_Directive 1_
Print the records verbatim, from the start of the records through the line holding "tree-node[interactable]: Tolerance band", inclusive.

_Reading text_
* Begin *

# Kruger Park trading power seems to have improved



## JustPlainBill (Dec 11, 2006)

We just deposited our 2007 Kruger Park (said to be a VERY fine resort, where the on-site animals include hippos) week with RCI, and, unlike last year, it actually will trade for some decent weeks elsewhere, such as Lawai Beach Resort, where we own and enjoy. It is not as powerful a trader as it once was, but it is good enough to justify continued ownership. The 2007 maintenance fee for a Kruger Park 1BR was on the order of $240. Kruger Park is a bit of a nuisance in one way, though--they make it difficult for you to deposit your week with RCI until you have paid your current year's maintenance fee. In my limited experience, this is uncommon--the other three resorts at which we own let us deposit a year in advance.


----------



## maiwah (Dec 23, 2006)

You can deposit Krudge Lodge park a year in advance too, as long as you paid the maintenance.  I found the staff extremely helpful.  I did everything via email.  The deposit was very quick and smooth.


----------



## stevedmatt (Dec 24, 2006)

I've never owned at a resort that allowed you to deposit your week without paying the fees first. I think your pretty lucky to have that luxury with any resort that lets you do that.


----------



## JustPlainBill (Dec 24, 2006)

My original post was misleading. I did not mean to say "current year's maintenance fee." I meant "following year's maintenance fee." Sorry


----------



## LisaH (Dec 24, 2006)

stevedmatt said:
			
		

> I've never owned at a resort that allowed you to deposit your week without paying the fees first. I think your pretty lucky to have that luxury with any resort that lets you do that.



Glenmore Sands is one such resort. I have deposited my 2008 week in June and I just paid my 2007 levy. Great staff (Hi Debbie!) and great trading power. My 2007 Levy is around $263 for a studio.


----------



## philemer (Dec 25, 2006)

JustPlainBill said:
			
		

> My original post was misleading. I did not mean to say "current year's maintenance fee." I meant "following year's maintenance fee." Sorry



Will they let your pay future levies one or two years in advance? Tenbury allows 'estimates' to be paid two yrs. in advance & then we deposit the week with RCI. I deposited my 2008 week about 3 months ago. 

Phil


----------



## LisaH (Dec 25, 2006)

LisaH said:


> Glenmore Sands is one such resort. I have deposited my 2008 week in June and I just paid my 2007 levy. Great staff (Hi Debbie!) and great trading power. My 2007 Levy is around $263 for a studio.



Edit to add that the studio is a sleep 4 so it trades as a 1BR.


----------



## cali girl (Dec 29, 2006)

Lisa, what week do you have at Glenmore?


----------



## jwcoleman (Dec 31, 2006)

You can pay the levies far in advance, but you can't deposit until the calendar is set for the following year.  So, around 01 May 2007 (I think) you can deposit the 2008 week with RCI.  At least that has been our experience the past couple of years.  Our 2005 levy was 2332.25 R after a 5% credit for on time payment by credit card, 2006 was 2447.2 R after discount, 2007 2624.85 after discount.  So this year is about $375 US plus an credit card charges.


----------

* End *

_Supplied records_
* Begin *

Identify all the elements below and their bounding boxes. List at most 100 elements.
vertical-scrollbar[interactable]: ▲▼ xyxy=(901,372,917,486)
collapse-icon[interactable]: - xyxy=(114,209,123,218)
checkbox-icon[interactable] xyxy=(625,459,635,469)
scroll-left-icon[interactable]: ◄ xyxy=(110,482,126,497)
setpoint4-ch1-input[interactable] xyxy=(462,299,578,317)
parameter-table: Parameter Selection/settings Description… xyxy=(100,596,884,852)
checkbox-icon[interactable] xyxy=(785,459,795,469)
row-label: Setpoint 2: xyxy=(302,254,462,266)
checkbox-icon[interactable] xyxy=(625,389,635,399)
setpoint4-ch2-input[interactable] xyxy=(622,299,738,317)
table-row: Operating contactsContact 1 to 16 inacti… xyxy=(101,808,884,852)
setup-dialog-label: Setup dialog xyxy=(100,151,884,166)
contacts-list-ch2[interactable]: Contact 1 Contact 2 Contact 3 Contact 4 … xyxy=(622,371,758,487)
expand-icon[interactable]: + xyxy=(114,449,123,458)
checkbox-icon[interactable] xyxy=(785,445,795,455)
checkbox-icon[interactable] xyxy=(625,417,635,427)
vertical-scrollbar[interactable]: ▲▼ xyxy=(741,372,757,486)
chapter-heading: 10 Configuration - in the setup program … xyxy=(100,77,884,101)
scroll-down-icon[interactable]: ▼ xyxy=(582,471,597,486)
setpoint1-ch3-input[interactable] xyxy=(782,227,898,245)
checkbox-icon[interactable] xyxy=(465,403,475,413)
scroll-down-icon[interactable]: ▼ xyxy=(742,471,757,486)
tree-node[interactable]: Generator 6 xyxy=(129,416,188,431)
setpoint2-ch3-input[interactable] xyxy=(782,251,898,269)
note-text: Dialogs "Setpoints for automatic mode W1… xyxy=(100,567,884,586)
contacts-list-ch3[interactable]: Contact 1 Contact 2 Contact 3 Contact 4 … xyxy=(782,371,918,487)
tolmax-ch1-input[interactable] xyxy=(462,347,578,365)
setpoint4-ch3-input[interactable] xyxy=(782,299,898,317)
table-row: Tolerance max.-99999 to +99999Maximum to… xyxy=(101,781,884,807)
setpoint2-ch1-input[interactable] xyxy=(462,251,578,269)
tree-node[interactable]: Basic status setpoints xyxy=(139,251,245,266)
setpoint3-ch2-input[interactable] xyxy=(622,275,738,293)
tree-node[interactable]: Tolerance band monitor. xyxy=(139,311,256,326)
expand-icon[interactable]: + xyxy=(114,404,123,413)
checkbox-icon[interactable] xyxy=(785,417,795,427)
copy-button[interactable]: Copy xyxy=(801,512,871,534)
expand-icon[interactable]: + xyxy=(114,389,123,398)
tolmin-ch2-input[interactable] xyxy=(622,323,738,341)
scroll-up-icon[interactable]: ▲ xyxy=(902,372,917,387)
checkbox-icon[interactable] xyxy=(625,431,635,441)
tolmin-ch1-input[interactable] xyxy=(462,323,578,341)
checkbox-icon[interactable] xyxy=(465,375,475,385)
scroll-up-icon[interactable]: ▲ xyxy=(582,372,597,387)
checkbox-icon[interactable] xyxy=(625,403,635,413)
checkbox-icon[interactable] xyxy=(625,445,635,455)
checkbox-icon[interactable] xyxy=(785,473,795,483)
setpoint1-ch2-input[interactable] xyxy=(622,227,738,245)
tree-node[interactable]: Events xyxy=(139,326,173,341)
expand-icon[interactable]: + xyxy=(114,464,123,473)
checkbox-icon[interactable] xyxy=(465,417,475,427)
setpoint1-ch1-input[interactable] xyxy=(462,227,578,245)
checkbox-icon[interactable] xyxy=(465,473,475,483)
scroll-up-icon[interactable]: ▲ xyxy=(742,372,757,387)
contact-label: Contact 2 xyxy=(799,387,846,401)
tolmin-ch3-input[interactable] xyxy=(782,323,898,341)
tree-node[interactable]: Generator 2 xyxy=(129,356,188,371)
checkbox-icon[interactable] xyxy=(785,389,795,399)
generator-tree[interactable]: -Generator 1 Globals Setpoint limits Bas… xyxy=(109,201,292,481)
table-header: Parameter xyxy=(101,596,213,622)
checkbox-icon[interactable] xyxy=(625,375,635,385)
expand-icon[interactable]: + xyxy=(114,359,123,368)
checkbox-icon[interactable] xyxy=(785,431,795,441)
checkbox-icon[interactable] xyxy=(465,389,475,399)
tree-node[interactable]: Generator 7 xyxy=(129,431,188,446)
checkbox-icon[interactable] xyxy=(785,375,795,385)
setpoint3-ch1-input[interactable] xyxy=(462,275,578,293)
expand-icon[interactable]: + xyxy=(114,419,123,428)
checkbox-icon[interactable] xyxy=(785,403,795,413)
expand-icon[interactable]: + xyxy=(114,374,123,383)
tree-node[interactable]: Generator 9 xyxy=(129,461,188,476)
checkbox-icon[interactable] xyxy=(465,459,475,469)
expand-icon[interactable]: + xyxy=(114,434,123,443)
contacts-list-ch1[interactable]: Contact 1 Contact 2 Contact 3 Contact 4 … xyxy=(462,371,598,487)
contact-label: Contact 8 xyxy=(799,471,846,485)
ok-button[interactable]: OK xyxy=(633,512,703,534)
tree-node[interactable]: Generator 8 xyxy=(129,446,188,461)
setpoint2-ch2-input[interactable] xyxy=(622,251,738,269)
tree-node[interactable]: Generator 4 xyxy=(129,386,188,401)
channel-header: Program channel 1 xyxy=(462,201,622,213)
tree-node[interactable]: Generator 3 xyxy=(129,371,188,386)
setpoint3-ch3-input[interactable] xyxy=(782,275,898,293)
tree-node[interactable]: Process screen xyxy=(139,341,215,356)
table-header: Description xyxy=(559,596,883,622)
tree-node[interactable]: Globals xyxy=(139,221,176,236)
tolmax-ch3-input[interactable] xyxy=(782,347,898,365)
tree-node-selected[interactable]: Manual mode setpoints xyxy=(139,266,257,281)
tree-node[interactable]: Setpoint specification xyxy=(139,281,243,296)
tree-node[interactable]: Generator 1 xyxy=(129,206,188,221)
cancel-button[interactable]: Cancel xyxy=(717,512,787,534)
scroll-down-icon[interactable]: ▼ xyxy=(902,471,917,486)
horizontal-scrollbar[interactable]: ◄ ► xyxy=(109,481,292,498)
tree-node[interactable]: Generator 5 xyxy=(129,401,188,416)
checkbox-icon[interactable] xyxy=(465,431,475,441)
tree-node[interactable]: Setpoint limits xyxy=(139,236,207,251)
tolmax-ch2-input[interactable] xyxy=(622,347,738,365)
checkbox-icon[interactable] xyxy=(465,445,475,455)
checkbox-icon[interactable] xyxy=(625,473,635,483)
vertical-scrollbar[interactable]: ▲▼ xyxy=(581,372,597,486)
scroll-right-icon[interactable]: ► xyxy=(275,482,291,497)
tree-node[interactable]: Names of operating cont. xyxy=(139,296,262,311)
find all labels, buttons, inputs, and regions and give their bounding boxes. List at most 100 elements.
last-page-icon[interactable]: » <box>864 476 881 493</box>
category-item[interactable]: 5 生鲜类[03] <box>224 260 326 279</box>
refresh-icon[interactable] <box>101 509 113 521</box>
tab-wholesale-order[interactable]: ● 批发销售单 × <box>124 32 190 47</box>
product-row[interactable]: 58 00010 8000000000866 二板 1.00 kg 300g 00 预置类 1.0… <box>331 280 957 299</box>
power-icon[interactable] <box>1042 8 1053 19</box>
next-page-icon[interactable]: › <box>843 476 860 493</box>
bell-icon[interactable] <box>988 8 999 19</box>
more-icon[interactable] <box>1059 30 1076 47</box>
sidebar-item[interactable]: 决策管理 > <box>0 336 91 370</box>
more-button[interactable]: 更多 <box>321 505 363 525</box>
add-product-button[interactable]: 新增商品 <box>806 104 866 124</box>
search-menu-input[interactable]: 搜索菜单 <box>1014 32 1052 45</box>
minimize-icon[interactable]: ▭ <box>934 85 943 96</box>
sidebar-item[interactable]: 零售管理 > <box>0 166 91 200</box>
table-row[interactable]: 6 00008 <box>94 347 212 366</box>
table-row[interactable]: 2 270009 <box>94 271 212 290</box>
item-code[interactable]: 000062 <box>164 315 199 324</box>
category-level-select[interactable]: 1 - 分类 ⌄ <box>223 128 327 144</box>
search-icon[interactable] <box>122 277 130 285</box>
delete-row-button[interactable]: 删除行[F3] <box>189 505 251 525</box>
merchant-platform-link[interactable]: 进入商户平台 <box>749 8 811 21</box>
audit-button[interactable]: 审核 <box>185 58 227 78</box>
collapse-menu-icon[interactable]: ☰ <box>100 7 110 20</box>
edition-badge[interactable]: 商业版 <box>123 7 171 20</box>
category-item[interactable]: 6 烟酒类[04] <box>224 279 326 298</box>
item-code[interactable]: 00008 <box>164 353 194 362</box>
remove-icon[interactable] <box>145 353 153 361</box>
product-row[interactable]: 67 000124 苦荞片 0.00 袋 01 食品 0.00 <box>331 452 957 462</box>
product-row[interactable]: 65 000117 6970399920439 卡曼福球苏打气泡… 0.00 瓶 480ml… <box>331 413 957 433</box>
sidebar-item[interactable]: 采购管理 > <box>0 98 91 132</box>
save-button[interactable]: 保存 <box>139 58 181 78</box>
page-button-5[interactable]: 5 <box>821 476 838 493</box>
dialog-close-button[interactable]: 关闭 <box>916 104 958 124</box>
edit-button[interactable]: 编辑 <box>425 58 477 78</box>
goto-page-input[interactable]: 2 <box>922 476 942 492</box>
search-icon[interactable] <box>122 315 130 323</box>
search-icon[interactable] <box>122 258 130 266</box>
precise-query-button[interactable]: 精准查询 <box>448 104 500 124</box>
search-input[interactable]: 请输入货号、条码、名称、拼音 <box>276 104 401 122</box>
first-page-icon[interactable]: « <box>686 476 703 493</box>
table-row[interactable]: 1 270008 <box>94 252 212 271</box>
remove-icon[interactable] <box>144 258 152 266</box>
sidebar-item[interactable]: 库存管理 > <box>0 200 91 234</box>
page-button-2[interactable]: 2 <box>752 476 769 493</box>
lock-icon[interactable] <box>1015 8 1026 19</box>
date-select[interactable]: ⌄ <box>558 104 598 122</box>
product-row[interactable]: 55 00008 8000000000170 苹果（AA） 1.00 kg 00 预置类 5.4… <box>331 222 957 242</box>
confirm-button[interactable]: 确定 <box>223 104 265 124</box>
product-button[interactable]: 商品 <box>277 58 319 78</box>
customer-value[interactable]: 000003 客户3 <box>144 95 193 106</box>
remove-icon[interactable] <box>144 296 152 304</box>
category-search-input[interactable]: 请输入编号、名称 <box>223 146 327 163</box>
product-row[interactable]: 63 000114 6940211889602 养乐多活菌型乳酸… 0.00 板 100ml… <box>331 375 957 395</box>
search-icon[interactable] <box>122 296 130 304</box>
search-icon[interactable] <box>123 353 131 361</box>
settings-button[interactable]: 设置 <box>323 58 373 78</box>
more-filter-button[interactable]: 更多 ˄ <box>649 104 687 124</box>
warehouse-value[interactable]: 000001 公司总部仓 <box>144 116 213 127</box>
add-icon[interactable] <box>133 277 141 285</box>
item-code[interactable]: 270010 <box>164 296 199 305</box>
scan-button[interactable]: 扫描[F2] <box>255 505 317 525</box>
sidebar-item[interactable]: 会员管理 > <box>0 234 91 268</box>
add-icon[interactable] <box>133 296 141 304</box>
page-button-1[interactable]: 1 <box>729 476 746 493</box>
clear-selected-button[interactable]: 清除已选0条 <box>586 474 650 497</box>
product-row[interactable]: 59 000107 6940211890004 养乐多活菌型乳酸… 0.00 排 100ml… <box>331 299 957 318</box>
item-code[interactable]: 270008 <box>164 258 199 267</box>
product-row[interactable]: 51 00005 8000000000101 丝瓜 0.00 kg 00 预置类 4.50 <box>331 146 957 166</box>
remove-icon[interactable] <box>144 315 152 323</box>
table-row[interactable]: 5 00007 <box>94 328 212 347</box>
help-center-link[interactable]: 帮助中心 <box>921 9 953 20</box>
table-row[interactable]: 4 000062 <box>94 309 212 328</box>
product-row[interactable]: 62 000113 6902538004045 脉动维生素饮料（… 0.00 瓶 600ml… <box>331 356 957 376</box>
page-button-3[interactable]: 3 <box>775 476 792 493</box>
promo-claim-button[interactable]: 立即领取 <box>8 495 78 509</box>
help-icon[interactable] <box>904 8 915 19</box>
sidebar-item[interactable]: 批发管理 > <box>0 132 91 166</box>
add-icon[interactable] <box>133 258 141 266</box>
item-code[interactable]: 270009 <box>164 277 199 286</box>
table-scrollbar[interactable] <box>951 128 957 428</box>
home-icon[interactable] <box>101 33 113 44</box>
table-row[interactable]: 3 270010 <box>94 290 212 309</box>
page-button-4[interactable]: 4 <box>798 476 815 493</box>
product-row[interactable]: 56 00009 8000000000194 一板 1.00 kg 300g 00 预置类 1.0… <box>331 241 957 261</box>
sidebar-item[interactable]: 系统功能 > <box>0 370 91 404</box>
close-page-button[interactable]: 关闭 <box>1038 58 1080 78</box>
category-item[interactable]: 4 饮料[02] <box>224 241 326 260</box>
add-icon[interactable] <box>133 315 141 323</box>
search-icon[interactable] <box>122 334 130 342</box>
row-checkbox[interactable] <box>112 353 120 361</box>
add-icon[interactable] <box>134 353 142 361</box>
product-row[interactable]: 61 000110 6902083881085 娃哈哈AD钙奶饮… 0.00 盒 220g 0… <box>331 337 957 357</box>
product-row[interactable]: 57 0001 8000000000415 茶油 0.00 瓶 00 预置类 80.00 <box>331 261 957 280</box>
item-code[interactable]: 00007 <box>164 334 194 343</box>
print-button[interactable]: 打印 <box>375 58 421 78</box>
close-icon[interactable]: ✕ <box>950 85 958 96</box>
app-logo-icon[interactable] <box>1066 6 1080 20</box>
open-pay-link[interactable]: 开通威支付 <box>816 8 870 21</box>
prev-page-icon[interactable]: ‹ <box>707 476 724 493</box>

* End *

_Directive 2_
Answer these questions using the Kruger Park forum thread:
(a) What was the approximate 2007 maintenance fee for a Kruger Park 1BR?
(b) Roughly how much is LisaH's 2007 levy for a studio at Glenmore Sands?
(c) How many years in advance does Tenbury allow estimates to be paid?

_Answer 1_
Identify all the elements below and their bounding boxes. List at most 100 elements.
vertical-scrollbar[interactable]: ▲▼ xyxy=(901,372,917,486)
collapse-icon[interactable]: - xyxy=(114,209,123,218)
checkbox-icon[interactable] xyxy=(625,459,635,469)
scroll-left-icon[interactable]: ◄ xyxy=(110,482,126,497)
setpoint4-ch1-input[interactable] xyxy=(462,299,578,317)
parameter-table: Parameter Selection/settings Description… xyxy=(100,596,884,852)
checkbox-icon[interactable] xyxy=(785,459,795,469)
row-label: Setpoint 2: xyxy=(302,254,462,266)
checkbox-icon[interactable] xyxy=(625,389,635,399)
setpoint4-ch2-input[interactable] xyxy=(622,299,738,317)
table-row: Operating contactsContact 1 to 16 inacti… xyxy=(101,808,884,852)
setup-dialog-label: Setup dialog xyxy=(100,151,884,166)
contacts-list-ch2[interactable]: Contact 1 Contact 2 Contact 3 Contact 4 … xyxy=(622,371,758,487)
expand-icon[interactable]: + xyxy=(114,449,123,458)
checkbox-icon[interactable] xyxy=(785,445,795,455)
checkbox-icon[interactable] xyxy=(625,417,635,427)
vertical-scrollbar[interactable]: ▲▼ xyxy=(741,372,757,486)
chapter-heading: 10 Configuration - in the setup program … xyxy=(100,77,884,101)
scroll-down-icon[interactable]: ▼ xyxy=(582,471,597,486)
setpoint1-ch3-input[interactable] xyxy=(782,227,898,245)
checkbox-icon[interactable] xyxy=(465,403,475,413)
scroll-down-icon[interactable]: ▼ xyxy=(742,471,757,486)
tree-node[interactable]: Generator 6 xyxy=(129,416,188,431)
setpoint2-ch3-input[interactable] xyxy=(782,251,898,269)
note-text: Dialogs "Setpoints for automatic mode W1… xyxy=(100,567,884,586)
contacts-list-ch3[interactable]: Contact 1 Contact 2 Contact 3 Contact 4 … xyxy=(782,371,918,487)
tolmax-ch1-input[interactable] xyxy=(462,347,578,365)
setpoint4-ch3-input[interactable] xyxy=(782,299,898,317)
table-row: Tolerance max.-99999 to +99999Maximum to… xyxy=(101,781,884,807)
setpoint2-ch1-input[interactable] xyxy=(462,251,578,269)
tree-node[interactable]: Basic status setpoints xyxy=(139,251,245,266)
setpoint3-ch2-input[interactable] xyxy=(622,275,738,293)
tree-node[interactable]: Tolerance band monitor. xyxy=(139,311,256,326)

_Answer 2_
(a) On the order of $240.
(b) Around $263.
(c) Two years.